Dataset entries

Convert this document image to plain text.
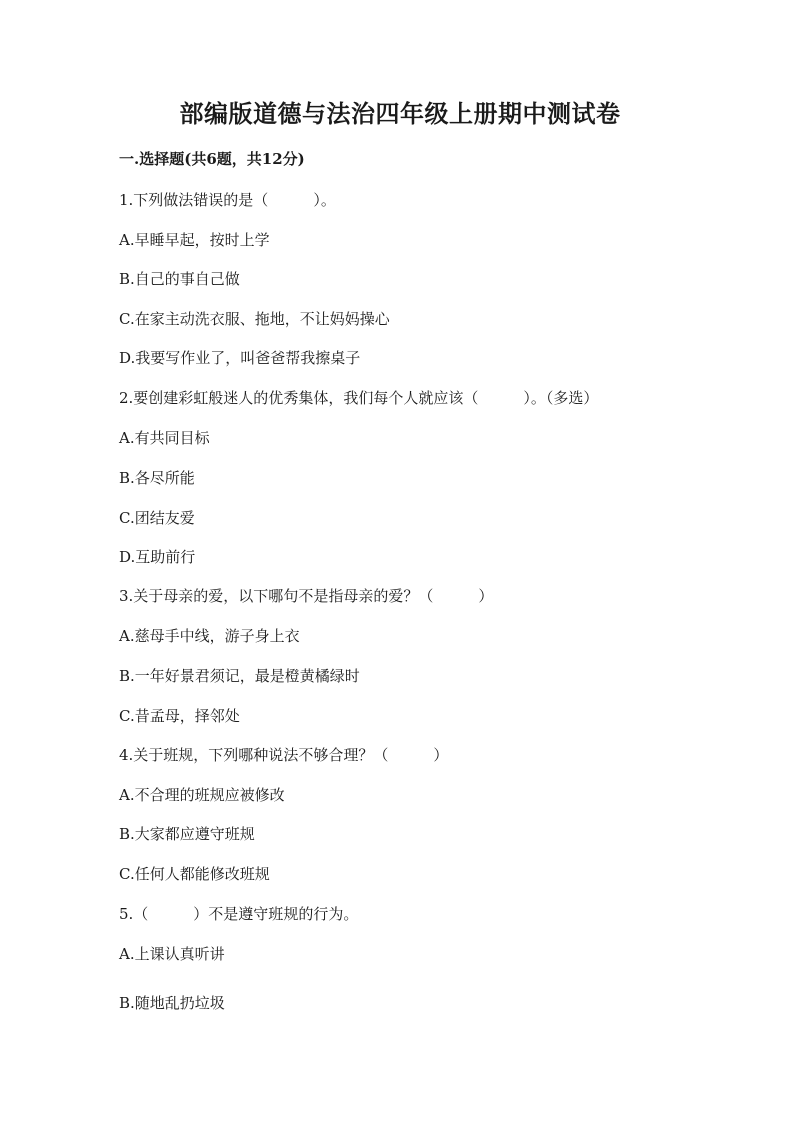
部编版道德与法治四年级上册期中测试卷
一.选择题(共6题，共12分)
1.下列做法错误的是（　　　）。
A.早睡早起，按时上学
B.自己的事自己做
C.在家主动洗衣服、拖地，不让妈妈操心
D.我要写作业了，叫爸爸帮我擦桌子
2.要创建彩虹般迷人的优秀集体，我们每个人就应该（　　　）。（多选）
A.有共同目标
B.各尽所能
C.团结友爱
D.互助前行
3.关于母亲的爱，以下哪句不是指母亲的爱？（　　　）
A.慈母手中线，游子身上衣
B.一年好景君须记，最是橙黄橘绿时
C.昔孟母，择邻处
4.关于班规，下列哪种说法不够合理？（　　　）
A.不合理的班规应被修改
B.大家都应遵守班规
C.任何人都能修改班规
5.（　　　）不是遵守班规的行为。
A.上课认真听讲
B.随地乱扔垃圾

__Problem__: Copy out the records above in full, exactly as written, but not the pictures.

__Solution for this problem__:
Convert this document image to plain text.
部编版道德与法治四年级上册期中测试卷
一.选择题(共6题，共12分)
1.下列做法错误的是（　　　）。
A.早睡早起，按时上学
B.自己的事自己做
C.在家主动洗衣服、拖地，不让妈妈操心
D.我要写作业了，叫爸爸帮我擦桌子
2.要创建彩虹般迷人的优秀集体，我们每个人就应该（　　　）。（多选）
A.有共同目标
B.各尽所能
C.团结友爱
D.互助前行
3.关于母亲的爱，以下哪句不是指母亲的爱？（　　　）
A.慈母手中线，游子身上衣
B.一年好景君须记，最是橙黄橘绿时
C.昔孟母，择邻处
4.关于班规，下列哪种说法不够合理？（　　　）
A.不合理的班规应被修改
B.大家都应遵守班规
C.任何人都能修改班规
5.（　　　）不是遵守班规的行为。
A.上课认真听讲
B.随地乱扔垃圾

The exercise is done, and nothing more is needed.